## Brief
Each line holding the word "this" counts once; give the total and nothing more.

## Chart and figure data
┄┄┄┄┄┄┄┄┄┄
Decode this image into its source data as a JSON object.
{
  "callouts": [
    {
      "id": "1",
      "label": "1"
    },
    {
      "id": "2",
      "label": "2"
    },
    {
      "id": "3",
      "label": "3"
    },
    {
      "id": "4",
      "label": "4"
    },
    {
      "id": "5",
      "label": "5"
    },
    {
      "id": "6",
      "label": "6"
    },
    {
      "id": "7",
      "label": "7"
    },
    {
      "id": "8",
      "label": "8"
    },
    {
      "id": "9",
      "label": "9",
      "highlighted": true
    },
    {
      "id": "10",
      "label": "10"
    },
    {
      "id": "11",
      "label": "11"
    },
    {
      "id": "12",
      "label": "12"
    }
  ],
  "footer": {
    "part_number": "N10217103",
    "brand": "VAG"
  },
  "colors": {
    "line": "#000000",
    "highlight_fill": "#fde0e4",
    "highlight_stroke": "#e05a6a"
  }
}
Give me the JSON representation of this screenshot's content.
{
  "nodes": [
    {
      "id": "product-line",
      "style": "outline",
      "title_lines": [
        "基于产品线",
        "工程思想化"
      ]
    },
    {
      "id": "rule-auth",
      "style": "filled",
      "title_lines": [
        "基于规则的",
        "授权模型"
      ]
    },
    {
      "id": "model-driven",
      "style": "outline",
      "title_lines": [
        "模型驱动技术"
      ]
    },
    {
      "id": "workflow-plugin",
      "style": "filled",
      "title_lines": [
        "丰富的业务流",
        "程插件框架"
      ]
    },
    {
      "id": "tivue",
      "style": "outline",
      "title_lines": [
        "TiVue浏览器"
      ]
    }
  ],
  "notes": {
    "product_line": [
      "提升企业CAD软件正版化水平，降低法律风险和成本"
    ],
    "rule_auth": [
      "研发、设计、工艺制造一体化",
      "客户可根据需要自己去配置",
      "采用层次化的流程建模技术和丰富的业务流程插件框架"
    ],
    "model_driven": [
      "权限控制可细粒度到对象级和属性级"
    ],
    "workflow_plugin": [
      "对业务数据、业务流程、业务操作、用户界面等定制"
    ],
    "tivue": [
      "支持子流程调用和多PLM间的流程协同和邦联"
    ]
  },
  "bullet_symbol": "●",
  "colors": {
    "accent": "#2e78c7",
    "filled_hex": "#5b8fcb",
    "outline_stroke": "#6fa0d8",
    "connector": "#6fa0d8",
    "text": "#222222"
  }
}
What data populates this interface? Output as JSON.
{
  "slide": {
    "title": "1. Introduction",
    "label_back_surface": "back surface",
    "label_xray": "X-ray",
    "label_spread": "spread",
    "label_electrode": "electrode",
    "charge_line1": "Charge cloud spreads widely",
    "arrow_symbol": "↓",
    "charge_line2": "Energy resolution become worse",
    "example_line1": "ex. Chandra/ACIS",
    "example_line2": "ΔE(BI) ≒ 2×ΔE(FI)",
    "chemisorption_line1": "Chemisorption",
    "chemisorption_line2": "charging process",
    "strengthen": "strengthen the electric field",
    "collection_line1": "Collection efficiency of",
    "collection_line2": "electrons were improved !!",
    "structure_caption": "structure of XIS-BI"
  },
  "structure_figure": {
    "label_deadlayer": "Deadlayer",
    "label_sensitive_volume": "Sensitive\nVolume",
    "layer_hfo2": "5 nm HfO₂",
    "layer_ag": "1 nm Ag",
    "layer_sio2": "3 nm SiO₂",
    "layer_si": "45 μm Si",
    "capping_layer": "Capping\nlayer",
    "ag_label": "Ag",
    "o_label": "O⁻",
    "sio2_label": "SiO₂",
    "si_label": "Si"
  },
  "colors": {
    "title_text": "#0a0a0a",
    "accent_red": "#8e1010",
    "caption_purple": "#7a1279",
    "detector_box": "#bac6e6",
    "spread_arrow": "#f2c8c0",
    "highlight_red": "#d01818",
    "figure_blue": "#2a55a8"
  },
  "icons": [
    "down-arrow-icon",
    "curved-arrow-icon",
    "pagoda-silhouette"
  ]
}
┄┄┄┄┄┄┄┄┄┄
## Correct response
3